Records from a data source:
┄┄┄┄┄┄┄┄┄┄

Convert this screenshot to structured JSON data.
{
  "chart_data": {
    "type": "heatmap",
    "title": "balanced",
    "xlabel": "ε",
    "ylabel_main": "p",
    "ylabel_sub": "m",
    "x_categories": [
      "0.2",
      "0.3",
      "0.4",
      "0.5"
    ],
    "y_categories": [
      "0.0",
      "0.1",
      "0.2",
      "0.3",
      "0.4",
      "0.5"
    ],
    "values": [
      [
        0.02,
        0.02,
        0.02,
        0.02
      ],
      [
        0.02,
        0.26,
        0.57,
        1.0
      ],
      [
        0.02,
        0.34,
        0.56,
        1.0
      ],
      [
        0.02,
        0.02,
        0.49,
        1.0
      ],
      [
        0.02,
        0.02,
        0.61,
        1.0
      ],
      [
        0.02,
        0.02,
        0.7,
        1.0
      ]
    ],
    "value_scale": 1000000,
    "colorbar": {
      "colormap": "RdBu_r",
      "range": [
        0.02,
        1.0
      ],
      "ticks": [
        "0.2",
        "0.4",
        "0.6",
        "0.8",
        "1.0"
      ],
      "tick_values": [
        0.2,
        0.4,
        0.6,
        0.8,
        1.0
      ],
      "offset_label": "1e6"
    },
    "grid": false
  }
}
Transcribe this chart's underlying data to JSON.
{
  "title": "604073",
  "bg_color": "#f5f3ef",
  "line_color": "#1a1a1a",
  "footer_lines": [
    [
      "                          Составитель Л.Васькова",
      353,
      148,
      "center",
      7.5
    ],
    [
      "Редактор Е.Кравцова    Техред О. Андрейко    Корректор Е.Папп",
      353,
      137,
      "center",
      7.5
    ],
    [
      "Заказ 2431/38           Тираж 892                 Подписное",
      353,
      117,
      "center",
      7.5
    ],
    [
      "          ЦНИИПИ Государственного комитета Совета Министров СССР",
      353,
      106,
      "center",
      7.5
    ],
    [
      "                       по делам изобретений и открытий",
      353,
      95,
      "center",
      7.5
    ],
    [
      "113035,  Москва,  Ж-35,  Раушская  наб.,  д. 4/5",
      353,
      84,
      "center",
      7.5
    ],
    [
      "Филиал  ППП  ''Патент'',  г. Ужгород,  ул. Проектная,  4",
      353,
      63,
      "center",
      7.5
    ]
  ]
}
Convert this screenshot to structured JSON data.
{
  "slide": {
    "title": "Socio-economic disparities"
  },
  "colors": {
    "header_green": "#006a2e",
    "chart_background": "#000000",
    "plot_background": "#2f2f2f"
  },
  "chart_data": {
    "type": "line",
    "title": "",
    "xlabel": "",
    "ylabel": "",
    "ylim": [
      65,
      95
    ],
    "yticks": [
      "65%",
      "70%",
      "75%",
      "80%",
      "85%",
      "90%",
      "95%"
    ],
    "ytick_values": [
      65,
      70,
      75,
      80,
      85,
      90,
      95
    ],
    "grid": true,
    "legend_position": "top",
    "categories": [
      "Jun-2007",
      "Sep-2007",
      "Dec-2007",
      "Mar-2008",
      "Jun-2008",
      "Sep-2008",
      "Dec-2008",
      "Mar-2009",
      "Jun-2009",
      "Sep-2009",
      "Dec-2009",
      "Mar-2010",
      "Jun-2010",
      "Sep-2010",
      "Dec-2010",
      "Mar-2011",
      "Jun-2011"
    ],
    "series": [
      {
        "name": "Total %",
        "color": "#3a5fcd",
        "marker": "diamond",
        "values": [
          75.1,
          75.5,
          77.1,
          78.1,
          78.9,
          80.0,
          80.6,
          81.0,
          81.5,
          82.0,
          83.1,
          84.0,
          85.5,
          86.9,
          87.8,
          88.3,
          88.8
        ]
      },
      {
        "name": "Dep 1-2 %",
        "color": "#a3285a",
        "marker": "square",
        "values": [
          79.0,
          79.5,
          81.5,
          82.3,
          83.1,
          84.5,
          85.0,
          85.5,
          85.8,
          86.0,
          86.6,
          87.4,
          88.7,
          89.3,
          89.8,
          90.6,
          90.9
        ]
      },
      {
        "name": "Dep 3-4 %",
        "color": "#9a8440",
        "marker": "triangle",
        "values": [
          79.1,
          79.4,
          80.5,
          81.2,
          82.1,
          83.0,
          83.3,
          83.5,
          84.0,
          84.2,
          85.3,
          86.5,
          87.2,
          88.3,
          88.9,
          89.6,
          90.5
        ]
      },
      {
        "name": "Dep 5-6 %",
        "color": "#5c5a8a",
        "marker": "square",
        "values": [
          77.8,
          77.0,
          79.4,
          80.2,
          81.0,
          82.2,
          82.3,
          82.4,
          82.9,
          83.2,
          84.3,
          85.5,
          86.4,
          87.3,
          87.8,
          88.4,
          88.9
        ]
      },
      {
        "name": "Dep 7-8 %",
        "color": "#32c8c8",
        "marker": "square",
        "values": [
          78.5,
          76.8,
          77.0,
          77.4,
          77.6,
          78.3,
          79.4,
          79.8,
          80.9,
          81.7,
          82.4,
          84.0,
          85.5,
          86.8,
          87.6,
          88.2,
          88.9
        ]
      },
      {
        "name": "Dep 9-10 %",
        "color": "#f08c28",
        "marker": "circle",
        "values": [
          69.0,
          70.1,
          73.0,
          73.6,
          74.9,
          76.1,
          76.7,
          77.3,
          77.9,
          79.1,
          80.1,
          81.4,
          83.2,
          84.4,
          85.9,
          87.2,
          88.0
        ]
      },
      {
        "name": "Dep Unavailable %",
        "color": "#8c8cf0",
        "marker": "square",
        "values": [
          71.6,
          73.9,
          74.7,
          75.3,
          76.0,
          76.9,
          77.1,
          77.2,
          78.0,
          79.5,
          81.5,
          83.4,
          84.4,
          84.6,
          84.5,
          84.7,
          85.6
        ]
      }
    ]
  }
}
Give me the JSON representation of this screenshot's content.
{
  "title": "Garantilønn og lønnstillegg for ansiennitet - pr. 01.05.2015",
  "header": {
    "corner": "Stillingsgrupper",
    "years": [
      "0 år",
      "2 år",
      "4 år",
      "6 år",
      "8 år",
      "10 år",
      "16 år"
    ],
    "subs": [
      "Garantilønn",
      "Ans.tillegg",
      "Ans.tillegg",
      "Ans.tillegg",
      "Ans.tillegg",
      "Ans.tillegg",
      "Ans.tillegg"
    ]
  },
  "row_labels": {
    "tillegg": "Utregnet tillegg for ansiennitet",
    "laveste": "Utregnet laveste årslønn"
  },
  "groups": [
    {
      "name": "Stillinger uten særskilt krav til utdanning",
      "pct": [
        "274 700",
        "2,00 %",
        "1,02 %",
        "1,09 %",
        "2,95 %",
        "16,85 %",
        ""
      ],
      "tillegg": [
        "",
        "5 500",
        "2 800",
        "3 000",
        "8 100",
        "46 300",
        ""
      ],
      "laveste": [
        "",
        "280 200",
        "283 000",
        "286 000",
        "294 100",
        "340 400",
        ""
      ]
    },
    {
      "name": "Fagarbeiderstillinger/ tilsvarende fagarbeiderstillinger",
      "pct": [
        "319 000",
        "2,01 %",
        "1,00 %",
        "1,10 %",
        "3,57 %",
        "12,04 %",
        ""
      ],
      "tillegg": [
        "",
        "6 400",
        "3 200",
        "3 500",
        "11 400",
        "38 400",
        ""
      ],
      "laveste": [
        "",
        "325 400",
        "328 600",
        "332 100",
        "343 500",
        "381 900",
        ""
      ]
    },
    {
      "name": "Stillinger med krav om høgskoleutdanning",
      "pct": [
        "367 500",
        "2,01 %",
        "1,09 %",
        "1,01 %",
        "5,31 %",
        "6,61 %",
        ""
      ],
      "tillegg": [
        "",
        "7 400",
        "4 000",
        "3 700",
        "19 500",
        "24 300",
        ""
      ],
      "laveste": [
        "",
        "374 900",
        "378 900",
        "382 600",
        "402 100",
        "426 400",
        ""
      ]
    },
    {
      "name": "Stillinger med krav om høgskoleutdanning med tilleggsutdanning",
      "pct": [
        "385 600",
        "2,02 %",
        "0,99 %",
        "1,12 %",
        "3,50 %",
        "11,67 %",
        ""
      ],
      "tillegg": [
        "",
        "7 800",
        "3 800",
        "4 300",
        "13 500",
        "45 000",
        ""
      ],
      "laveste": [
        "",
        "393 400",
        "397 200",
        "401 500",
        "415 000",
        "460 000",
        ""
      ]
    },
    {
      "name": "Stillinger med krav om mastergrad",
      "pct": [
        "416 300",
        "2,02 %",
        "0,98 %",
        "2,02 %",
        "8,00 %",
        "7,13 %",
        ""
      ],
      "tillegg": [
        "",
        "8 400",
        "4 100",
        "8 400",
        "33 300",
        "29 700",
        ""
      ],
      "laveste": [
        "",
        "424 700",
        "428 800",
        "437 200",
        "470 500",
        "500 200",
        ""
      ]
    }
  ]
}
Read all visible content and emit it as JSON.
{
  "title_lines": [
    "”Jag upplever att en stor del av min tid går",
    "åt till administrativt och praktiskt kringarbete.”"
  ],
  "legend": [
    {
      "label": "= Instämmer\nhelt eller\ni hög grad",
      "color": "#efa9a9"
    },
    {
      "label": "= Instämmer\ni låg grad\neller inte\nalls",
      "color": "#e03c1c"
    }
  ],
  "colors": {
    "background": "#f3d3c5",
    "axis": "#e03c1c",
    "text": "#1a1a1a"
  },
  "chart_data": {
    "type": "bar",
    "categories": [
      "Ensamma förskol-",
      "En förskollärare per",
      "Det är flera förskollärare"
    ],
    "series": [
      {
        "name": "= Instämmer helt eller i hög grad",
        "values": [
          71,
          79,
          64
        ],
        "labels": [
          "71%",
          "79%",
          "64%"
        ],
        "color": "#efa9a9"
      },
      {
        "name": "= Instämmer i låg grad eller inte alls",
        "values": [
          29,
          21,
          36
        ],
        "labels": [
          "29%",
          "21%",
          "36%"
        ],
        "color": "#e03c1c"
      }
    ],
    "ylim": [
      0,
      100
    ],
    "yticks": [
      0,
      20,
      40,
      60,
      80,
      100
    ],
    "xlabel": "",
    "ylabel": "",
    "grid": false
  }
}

┄┄┄┄┄┄┄┄┄┄

■ WRITTEN PROBLEM
Locate the line that contains "Read all visible content and emit it as JSON.", then please quote it and every line after it to the end of the entries above, exactly and with nothing else.

■ SOLVED PROBLEM
Read all visible content and emit it as JSON.
{
  "title_lines": [
    "”Jag upplever att en stor del av min tid går",
    "åt till administrativt och praktiskt kringarbete.”"
  ],
  "legend": [
    {
      "label": "= Instämmer\nhelt eller\ni hög grad",
      "color": "#efa9a9"
    },
    {
      "label": "= Instämmer\ni låg grad\neller inte\nalls",
      "color": "#e03c1c"
    }
  ],
  "colors": {
    "background": "#f3d3c5",
    "axis": "#e03c1c",
    "text": "#1a1a1a"
  },
  "chart_data": {
    "type": "bar",
    "categories": [
      "Ensamma förskol-",
      "En förskollärare per",
      "Det är flera förskollärare"
    ],
    "series": [
      {
        "name": "= Instämmer helt eller i hög grad",
        "values": [
          71,
          79,
          64
        ],
        "labels": [
          "71%",
          "79%",
          "64%"
        ],
        "color": "#efa9a9"
      },
      {
        "name": "= Instämmer i låg grad eller inte alls",
        "values": [
          29,
          21,
          36
        ],
        "labels": [
          "29%",
          "21%",
          "36%"
        ],
        "color": "#e03c1c"
      }
    ],
    "ylim": [
      0,
      100
    ],
    "yticks": [
      0,
      20,
      40,
      60,
      80,
      100
    ],
    "xlabel": "",
    "ylabel": "",
    "grid": false
  }
}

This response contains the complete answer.